Only one person was lost to follow-up, due to the only serious adverse event (death at 7 weeks, judged to not be vaccine related). There was no difference in adverse events between the placebo and treatment groups, or between colonised and non-colonised subjects.
BPZE1 was isolated between days 4 and 14 in one person in the low-dose group, one person in the medium-dose group, and five in the high-dose group. At 28 days, only one person was still colonised, who was culture negative at 49 days. Colonisation was significantly more common in the high-dose group than in the low/medium-dose groups combined. A pronounced difference in antibody response was seen between colonised and non-colonised subjects. Non-responders in the high-dose group had significantly higher pre-vaccination antibody levels than responders, which may indicate previous subclinical infection.
Future studies to explore whether pre-existing immunity prevents BPZE1 colonisation, and whether higher doses can overcome this, are required.
Presented by Dr Frank Beard, Staff Specialist – Public Health Physician, NCIRS
Global control and regional elimination of measles, 2000–2012
Perry RT, Gacic-Dobo M, Dabbagh A, et al.

* **Dataset records**
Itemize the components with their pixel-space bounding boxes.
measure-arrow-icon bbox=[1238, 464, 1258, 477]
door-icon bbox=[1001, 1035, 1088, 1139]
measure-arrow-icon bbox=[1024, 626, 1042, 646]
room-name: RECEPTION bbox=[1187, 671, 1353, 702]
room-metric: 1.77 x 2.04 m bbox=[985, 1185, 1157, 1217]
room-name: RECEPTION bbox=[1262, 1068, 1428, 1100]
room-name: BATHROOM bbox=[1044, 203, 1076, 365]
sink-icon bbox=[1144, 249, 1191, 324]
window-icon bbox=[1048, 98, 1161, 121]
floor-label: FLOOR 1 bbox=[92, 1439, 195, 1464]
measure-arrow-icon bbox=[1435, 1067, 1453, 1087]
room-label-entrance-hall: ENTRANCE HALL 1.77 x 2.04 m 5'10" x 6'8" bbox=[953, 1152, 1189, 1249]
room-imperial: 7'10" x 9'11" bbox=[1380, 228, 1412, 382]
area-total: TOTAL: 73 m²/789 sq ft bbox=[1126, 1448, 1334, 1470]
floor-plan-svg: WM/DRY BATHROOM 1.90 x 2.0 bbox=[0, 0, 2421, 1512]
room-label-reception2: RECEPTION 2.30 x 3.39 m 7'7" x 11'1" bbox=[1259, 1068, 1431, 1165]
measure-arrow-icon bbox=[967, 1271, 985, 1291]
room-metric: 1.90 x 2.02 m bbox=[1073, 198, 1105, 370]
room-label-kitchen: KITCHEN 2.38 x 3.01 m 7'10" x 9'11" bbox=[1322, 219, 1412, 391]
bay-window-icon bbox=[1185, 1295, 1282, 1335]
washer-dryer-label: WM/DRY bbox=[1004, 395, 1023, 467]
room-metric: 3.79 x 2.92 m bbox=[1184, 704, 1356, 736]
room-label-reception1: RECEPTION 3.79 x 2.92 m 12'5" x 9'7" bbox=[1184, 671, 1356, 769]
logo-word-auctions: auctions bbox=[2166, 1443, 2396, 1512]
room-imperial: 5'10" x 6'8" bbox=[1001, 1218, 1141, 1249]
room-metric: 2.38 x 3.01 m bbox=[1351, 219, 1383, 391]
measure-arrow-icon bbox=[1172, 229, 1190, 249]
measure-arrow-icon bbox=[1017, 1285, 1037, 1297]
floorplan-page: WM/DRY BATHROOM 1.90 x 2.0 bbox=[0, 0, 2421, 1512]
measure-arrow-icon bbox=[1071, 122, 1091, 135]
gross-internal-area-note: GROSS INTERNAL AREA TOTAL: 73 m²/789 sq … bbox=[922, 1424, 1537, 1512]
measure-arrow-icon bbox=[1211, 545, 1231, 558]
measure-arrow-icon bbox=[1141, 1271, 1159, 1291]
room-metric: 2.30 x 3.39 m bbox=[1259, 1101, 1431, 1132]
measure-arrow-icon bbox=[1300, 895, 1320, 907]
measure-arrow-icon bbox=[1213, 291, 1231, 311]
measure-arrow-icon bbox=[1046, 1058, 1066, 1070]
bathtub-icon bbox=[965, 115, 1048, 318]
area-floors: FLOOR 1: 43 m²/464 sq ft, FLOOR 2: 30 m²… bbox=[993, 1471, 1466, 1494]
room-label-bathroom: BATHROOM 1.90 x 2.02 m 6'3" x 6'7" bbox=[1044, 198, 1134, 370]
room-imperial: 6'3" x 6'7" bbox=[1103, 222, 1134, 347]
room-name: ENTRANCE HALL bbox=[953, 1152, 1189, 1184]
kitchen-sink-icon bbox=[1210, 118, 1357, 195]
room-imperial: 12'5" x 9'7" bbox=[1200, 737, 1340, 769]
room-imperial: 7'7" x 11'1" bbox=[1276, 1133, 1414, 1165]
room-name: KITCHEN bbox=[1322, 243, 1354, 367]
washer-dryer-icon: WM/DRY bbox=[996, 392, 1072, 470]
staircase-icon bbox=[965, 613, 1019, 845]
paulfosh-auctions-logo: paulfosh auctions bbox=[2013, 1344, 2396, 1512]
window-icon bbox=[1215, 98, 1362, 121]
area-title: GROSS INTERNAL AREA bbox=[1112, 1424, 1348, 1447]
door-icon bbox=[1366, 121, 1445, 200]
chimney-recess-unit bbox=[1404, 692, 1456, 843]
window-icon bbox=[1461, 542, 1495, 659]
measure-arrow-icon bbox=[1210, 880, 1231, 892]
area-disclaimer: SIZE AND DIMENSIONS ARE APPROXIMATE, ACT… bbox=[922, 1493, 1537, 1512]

* **Work to complete**
(1) Reproduce the part of the vaccine study summary starting with "Presented by Dr" and going on through "Dabbagh A, et al.".
(2) In the vaccine study summary, in how many people in the high-dose group was BPZE1 isolated between days 4 and 14?
(3) Shorten the paragraph of the vaccine study summary that begins "BPZE1 was isolated between days 4 and 14" into a bulleted list that keeps its main facts.

* **Replies**
(1)
Presented by Dr Frank Beard, Staff Specialist – Public Health Physician, NCIRS
Global control and regional elimination of measles, 2000–2012
Perry RT, Gacic-Dobo M, Dabbagh A, et al.

(2) Five.

(3)
- BPZE1 was isolated between days 4 and 14 in one low-dose, one medium-dose and five high-dose subjects.
- Only one person was still colonised at 28 days and was culture negative by day 49.
- Colonisation was significantly more common in the high-dose group than in the low and medium-dose groups combined.
- Antibody response differed sharply between colonised and non-colonised subjects.
- High-dose non-responders had significantly higher pre-vaccination antibody levels than responders, possibly indicating earlier subclinical infection.